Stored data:
^^^^^^^^
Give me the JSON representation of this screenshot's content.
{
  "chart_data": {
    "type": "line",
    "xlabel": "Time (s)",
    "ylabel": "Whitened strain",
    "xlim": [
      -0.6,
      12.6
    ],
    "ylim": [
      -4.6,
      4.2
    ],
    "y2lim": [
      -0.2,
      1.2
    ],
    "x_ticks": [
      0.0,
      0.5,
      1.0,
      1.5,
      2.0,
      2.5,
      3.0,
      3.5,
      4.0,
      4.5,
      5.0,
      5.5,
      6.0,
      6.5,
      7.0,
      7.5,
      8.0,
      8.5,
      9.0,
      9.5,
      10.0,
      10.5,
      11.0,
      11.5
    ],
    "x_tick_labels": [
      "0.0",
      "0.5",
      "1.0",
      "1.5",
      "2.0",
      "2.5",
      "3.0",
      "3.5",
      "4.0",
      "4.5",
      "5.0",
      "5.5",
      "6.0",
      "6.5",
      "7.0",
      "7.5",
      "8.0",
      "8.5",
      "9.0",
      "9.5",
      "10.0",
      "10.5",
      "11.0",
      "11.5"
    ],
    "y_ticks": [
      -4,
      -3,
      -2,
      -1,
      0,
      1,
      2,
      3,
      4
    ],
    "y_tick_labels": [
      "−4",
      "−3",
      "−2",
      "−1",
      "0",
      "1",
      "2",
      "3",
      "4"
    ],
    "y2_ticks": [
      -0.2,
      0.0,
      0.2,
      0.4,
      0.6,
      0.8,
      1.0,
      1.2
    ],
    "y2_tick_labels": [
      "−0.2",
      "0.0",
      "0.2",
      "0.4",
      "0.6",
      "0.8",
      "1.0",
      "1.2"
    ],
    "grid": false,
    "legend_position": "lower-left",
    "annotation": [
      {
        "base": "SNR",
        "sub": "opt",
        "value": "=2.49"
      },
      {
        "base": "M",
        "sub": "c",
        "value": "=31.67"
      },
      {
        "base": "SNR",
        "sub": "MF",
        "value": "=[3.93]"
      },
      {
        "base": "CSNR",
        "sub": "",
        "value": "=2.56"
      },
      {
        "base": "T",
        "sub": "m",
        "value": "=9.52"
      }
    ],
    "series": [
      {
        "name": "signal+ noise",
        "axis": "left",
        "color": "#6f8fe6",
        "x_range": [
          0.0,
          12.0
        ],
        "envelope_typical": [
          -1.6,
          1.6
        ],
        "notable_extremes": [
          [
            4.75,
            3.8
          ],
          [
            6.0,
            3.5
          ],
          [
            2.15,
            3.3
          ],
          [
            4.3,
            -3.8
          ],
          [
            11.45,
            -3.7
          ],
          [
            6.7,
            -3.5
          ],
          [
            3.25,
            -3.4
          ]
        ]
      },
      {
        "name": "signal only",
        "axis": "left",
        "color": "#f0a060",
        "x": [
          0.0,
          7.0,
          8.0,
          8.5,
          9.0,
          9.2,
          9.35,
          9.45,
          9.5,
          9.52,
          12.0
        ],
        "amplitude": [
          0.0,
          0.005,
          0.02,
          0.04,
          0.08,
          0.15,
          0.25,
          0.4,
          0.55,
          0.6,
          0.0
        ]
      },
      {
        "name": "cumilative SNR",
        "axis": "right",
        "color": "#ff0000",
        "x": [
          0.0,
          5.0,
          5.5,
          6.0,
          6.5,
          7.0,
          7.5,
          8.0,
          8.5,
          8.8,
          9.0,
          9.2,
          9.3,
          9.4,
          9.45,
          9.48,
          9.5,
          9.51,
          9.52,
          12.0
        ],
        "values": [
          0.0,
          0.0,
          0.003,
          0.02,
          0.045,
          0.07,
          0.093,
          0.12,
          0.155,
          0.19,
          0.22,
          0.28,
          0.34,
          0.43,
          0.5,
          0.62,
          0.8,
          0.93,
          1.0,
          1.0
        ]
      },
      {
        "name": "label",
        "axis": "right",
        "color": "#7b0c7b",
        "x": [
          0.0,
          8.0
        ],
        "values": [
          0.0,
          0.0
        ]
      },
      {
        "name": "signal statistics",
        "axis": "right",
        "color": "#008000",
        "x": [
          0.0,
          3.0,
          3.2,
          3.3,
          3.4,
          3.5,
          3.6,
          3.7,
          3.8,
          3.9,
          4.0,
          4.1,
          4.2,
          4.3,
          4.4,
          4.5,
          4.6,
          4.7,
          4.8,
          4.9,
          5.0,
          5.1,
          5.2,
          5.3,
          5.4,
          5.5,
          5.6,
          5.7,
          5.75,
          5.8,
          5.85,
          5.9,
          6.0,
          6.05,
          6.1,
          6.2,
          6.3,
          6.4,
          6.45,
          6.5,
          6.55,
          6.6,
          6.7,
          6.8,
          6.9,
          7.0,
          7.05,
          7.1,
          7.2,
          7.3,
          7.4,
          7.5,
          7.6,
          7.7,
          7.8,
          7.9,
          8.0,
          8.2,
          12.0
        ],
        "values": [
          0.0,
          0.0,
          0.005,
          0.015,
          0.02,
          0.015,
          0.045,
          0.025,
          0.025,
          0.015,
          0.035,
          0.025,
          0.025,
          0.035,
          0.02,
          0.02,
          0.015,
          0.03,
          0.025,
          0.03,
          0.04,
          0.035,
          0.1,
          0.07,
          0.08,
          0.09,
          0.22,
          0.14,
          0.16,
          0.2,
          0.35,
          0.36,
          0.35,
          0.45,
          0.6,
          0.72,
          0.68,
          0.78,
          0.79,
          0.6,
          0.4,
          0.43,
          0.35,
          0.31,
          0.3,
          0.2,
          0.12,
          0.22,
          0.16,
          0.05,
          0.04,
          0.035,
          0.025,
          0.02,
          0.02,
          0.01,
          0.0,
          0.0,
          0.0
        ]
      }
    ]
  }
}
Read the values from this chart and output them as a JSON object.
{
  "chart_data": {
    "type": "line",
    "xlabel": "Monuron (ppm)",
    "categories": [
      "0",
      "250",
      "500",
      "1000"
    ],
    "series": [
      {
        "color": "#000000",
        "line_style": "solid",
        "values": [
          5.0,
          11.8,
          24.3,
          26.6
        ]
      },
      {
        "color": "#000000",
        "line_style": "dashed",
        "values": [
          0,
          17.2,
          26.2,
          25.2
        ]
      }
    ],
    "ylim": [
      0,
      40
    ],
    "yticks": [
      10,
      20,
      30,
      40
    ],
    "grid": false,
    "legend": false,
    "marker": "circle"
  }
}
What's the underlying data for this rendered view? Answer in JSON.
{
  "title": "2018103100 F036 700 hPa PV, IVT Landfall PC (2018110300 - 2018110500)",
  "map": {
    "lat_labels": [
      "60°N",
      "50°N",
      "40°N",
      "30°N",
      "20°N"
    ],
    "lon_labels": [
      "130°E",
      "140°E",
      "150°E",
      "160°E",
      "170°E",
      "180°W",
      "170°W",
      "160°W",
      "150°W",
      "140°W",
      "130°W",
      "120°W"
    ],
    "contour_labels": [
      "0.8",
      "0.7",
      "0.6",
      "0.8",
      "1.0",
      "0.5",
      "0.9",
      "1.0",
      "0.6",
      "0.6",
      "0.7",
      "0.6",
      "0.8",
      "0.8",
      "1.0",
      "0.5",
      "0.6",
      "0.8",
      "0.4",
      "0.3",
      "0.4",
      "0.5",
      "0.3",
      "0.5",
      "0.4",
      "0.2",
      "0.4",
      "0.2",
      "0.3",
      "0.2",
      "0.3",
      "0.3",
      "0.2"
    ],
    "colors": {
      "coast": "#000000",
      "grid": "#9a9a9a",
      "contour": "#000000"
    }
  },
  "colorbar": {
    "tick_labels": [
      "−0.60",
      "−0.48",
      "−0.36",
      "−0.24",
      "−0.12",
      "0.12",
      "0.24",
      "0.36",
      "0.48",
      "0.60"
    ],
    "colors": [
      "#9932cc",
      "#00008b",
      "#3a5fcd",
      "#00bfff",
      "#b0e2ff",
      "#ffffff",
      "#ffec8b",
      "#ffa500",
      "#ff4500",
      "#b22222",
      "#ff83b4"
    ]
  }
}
^^^^^^^^
> [Your task] Write the lines out verbatim, from the one with "What's the underlying" through the last line of the entries, and stop there.

> [Completed task]
What's the underlying data for this rendered view? Answer in JSON.
{
  "title": "2018103100 F036 700 hPa PV, IVT Landfall PC (2018110300 - 2018110500)",
  "map": {
    "lat_labels": [
      "60°N",
      "50°N",
      "40°N",
      "30°N",
      "20°N"
    ],
    "lon_labels": [
      "130°E",
      "140°E",
      "150°E",
      "160°E",
      "170°E",
      "180°W",
      "170°W",
      "160°W",
      "150°W",
      "140°W",
      "130°W",
      "120°W"
    ],
    "contour_labels": [
      "0.8",
      "0.7",
      "0.6",
      "0.8",
      "1.0",
      "0.5",
      "0.9",
      "1.0",
      "0.6",
      "0.6",
      "0.7",
      "0.6",
      "0.8",
      "0.8",
      "1.0",
      "0.5",
      "0.6",
      "0.8",
      "0.4",
      "0.3",
      "0.4",
      "0.5",
      "0.3",
      "0.5",
      "0.4",
      "0.2",
      "0.4",
      "0.2",
      "0.3",
      "0.2",
      "0.3",
      "0.3",
      "0.2"
    ],
    "colors": {
      "coast": "#000000",
      "grid": "#9a9a9a",
      "contour": "#000000"
    }
  },
  "colorbar": {
    "tick_labels": [
      "−0.60",
      "−0.48",
      "−0.36",
      "−0.24",
      "−0.12",
      "0.12",
      "0.24",
      "0.36",
      "0.48",
      "0.60"
    ],
    "colors": [
      "#9932cc",
      "#00008b",
      "#3a5fcd",
      "#00bfff",
      "#b0e2ff",
      "#ffffff",
      "#ffec8b",
      "#ffa500",
      "#ff4500",
      "#b22222",
      "#ff83b4"
    ]
  }
}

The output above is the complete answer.